** Start Extracted text **

This reminds me, I can't pay attention to details too. Like Maths, besides it being (to me) an extremely boring subject, I usually have to check 10 times to get all the signs (+, -, /, *) and numbers right. I usually skip numbers and remember signs wrongly and get the whole question wrong. It's not that I don't understand the concept, it's the details that always brings me down.. Most of my wrong answers are because of careless mistakes. My teachers always wonder what I think of during classes, but I just can't help it.

I'm sorry if this is too much, I just have so many things that stress me, lol. How horrible. I need to relax a bit.


----------



## Sefii (Jun 17, 2015)

Take the test perhaps?


----------



## sinnamon roll (Jan 20, 2014)

Sefii said:


> Take the test perhaps?


Cognitive Process	Level of Development (Preference, Skill and Frequency of Use)
extraverted Sensing (Se) ********************** (22.4)
limited use
introverted Sensing (Si) ************************** (26.6)
average use
extraverted Intuiting (Ne) *************************************** (39.7)
excellent use
introverted Intuiting (Ni) ****************************** (30.4)
good use
extraverted Thinking (Te) ********************* (21.4)
limited use
introverted Thinking (Ti) **************************** (28.4)
average use
extraverted Feeling (Fe) ************************* (25.6)
average use
introverted Feeling (Fi) ******************************************** (44.7)
excellent use
Summary Analysis of Profile
By focusing on the strongest configuration of cognitive processes, your pattern of responses most closely matches individuals of this type: INFP

Lead (Dominant) Process
Introverted Feeling (Fi): Staying true to who you really are. Paying close attention to your personal identity, values and beliefs. Checking with your conscience. Choosing behavior congruent with what is important to you.

** End Extracted text **
** Start Data provided **

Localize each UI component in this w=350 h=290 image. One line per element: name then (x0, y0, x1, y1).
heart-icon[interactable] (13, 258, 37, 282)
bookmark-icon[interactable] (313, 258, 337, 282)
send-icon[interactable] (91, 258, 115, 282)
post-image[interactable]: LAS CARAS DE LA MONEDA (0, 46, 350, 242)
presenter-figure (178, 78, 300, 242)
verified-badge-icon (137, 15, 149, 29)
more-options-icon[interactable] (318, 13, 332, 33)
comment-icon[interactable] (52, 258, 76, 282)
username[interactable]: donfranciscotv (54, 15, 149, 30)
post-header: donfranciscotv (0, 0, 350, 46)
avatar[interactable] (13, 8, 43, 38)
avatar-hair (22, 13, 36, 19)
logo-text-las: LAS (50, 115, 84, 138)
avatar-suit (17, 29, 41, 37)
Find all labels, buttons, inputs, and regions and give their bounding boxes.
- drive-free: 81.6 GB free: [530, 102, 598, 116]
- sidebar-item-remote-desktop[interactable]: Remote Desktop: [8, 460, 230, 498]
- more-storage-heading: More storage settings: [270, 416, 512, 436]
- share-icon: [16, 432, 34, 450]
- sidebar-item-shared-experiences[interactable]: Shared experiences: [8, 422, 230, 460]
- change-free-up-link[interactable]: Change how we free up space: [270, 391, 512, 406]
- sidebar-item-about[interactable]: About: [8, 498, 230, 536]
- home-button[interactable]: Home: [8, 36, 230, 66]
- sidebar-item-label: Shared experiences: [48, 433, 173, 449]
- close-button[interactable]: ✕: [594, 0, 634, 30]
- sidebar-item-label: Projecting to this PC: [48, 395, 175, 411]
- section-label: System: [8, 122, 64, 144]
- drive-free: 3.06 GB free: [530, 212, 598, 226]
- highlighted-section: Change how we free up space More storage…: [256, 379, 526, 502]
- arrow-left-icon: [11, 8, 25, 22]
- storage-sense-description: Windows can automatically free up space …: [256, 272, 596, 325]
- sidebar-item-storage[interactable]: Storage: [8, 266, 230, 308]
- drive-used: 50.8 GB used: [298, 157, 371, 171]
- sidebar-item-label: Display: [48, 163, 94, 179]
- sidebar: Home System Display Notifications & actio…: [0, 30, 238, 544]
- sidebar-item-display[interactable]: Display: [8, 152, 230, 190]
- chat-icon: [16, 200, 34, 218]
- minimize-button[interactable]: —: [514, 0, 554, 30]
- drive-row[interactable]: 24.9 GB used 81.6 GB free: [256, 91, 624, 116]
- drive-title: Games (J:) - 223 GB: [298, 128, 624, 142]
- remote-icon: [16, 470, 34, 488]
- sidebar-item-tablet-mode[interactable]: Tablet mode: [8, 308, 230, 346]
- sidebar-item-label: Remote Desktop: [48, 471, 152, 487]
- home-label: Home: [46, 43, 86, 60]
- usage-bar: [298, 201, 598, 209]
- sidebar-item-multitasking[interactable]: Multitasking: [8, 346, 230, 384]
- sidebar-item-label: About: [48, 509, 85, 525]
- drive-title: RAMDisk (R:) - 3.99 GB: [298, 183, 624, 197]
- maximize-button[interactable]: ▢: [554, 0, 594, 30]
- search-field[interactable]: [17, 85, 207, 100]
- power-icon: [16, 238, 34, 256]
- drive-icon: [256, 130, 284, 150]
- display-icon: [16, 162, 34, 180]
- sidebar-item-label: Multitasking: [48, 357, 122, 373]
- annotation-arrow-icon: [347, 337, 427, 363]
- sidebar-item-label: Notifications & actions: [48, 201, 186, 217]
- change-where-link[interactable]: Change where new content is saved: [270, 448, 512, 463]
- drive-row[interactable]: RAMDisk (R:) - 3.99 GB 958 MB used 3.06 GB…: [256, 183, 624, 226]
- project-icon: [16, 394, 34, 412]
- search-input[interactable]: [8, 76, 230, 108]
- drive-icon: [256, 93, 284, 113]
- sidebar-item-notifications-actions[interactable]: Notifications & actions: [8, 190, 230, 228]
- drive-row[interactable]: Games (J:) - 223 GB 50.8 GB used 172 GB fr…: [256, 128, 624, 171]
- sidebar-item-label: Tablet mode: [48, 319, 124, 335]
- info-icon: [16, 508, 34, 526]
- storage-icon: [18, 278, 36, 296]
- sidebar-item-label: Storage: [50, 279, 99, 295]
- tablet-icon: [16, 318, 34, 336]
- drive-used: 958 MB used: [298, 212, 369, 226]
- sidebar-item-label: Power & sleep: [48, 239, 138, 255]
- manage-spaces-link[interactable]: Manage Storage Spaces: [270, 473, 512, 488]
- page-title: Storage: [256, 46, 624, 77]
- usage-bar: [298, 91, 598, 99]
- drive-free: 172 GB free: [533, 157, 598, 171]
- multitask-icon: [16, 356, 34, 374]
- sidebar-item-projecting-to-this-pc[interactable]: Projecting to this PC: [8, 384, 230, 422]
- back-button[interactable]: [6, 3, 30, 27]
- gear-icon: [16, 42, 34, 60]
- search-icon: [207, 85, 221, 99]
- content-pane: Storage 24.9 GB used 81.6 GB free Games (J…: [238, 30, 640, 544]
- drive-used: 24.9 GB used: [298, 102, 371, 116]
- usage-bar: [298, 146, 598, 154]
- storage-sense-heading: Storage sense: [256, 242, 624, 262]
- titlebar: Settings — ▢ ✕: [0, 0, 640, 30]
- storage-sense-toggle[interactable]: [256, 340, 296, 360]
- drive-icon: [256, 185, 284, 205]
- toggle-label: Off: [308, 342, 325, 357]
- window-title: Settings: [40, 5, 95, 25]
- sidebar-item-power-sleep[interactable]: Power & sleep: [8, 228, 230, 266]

** End Data provided **

Problems to work on:
**A)** From the forum thread above, pull out the passage from "extraverted Sensing (Se)" to "(Te) ********************* (21.4)" word for word.
**B)** Sum up the forum thread in two sentences.

Response list:
**A)**
extraverted Sensing (Se) ********************** (22.4)
limited use
introverted Sensing (Si) ************************** (26.6)
average use
extraverted Intuiting (Ne) *************************************** (39.7)
excellent use
introverted Intuiting (Ni) ****************************** (30.4)
good use
extraverted Thinking (Te) ********************* (21.4)

**B)** One poster says they have trouble paying attention to details, especially in math, where they skip numbers and misremember signs, so most of their wrong answers come from careless mistakes. After someone suggests taking the test, a poster shares cognitive process scores whose pattern most closely matches INFP, with introverted Feeling (Fi) as the lead process.